EXERCISE DESCRIPTION: Gather all lines containing the string "document" and copy them out.
══ LISTED ENTRIES ══
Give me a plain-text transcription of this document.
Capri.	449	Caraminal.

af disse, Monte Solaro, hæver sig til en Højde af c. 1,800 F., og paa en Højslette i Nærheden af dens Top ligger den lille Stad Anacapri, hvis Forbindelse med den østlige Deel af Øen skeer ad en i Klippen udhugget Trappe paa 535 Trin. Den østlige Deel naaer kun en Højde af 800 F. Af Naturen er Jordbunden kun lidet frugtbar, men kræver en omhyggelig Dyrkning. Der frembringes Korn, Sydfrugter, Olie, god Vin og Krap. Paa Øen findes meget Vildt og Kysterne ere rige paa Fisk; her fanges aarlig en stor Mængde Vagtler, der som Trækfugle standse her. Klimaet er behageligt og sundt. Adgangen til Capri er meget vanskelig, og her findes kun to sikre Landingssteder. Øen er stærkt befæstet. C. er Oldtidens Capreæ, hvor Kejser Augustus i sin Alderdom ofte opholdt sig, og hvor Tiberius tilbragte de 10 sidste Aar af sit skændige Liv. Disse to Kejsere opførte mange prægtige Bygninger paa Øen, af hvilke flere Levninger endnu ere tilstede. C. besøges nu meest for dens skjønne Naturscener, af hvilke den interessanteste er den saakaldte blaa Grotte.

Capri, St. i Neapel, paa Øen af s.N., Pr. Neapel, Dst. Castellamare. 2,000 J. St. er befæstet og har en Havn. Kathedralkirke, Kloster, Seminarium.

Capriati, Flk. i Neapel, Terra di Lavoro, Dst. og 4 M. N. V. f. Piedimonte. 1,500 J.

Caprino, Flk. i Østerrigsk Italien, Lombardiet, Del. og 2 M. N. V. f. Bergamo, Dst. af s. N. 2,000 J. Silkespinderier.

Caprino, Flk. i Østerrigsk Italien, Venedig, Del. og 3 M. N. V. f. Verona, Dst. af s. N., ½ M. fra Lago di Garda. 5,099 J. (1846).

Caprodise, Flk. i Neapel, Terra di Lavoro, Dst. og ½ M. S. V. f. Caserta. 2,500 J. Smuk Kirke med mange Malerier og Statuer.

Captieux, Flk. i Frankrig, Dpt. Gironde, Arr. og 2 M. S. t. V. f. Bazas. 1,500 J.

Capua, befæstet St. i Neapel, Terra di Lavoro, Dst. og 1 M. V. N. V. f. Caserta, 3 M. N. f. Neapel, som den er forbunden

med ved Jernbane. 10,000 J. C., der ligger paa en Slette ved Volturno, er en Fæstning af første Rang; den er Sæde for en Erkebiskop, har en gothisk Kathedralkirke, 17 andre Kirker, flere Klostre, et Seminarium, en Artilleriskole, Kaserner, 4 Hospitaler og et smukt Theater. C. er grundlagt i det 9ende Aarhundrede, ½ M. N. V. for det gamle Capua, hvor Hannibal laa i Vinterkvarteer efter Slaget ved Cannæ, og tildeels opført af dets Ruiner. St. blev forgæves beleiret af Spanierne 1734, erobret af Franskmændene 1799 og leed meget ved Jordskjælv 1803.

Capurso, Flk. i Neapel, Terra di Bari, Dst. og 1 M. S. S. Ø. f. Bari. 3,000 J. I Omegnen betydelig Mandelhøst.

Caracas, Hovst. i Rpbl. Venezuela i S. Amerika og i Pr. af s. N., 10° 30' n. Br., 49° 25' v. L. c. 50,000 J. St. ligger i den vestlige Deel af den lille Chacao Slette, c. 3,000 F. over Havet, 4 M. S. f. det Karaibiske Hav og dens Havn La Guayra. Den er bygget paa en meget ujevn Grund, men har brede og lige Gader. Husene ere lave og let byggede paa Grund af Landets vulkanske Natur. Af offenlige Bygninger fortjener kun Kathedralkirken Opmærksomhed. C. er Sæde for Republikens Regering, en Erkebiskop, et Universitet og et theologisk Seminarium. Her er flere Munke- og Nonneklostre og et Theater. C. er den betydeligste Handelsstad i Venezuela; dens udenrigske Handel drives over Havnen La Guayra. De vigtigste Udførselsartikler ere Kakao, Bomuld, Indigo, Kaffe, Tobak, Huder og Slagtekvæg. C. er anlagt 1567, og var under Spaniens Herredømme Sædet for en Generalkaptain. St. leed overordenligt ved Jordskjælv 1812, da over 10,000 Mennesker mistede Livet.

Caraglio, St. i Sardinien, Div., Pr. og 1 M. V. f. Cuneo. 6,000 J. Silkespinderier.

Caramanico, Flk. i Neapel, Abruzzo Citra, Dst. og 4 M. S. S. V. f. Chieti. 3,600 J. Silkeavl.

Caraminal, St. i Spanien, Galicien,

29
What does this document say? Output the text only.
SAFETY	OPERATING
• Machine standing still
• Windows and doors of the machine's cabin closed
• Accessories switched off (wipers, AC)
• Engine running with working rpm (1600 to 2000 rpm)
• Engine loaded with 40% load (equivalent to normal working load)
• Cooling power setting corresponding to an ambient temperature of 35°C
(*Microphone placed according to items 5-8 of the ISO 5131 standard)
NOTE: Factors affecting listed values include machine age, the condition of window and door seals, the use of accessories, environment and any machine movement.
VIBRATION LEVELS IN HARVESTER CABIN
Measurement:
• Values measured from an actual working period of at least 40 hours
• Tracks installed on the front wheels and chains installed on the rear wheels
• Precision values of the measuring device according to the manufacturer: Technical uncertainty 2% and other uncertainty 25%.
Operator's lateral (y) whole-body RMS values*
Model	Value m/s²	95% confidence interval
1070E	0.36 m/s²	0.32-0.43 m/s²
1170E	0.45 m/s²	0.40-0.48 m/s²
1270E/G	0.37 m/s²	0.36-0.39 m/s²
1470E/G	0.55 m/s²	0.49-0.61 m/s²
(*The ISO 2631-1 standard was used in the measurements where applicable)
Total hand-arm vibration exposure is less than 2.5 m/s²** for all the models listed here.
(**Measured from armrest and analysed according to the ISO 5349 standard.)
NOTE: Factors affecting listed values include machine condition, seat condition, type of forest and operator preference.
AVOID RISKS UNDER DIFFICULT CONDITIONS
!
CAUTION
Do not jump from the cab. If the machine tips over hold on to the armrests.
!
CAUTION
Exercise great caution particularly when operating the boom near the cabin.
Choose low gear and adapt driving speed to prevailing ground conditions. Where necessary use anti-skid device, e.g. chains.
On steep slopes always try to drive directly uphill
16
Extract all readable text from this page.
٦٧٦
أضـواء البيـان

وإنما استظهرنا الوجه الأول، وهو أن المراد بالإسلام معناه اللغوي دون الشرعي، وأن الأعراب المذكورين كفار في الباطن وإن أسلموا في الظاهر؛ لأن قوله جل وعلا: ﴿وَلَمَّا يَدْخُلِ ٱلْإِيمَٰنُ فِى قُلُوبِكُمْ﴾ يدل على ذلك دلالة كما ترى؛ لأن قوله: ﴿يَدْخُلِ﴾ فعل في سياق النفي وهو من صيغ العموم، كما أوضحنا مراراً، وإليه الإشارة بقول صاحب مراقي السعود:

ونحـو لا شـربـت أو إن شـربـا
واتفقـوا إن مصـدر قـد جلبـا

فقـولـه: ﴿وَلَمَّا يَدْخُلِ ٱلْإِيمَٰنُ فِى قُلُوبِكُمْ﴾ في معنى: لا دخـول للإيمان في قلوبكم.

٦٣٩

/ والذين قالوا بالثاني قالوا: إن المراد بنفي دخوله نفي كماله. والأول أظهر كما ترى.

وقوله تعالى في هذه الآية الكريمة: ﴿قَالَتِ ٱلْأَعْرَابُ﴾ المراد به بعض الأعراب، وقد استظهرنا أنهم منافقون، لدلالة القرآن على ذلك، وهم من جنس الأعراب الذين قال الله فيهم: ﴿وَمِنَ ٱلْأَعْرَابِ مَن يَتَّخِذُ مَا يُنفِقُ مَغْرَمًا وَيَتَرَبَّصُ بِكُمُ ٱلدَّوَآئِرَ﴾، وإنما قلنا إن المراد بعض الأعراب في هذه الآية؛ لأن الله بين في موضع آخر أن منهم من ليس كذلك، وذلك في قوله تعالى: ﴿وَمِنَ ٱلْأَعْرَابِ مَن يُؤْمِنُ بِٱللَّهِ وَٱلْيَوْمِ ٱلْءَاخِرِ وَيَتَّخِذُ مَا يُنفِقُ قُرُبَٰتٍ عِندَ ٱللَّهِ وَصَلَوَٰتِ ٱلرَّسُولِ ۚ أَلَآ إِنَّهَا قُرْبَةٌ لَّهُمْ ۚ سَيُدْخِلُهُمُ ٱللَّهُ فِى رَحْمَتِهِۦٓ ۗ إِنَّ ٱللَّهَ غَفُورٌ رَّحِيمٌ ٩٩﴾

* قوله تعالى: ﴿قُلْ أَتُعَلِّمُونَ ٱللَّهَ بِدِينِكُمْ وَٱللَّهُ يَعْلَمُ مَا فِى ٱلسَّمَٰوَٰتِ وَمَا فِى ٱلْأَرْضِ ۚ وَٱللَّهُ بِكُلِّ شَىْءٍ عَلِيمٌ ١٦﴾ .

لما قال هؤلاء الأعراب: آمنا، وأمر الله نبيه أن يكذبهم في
═══
ANSWER TO THE TASK:
Give me a plain-text transcription of this document.
What does this document say? Output the text only.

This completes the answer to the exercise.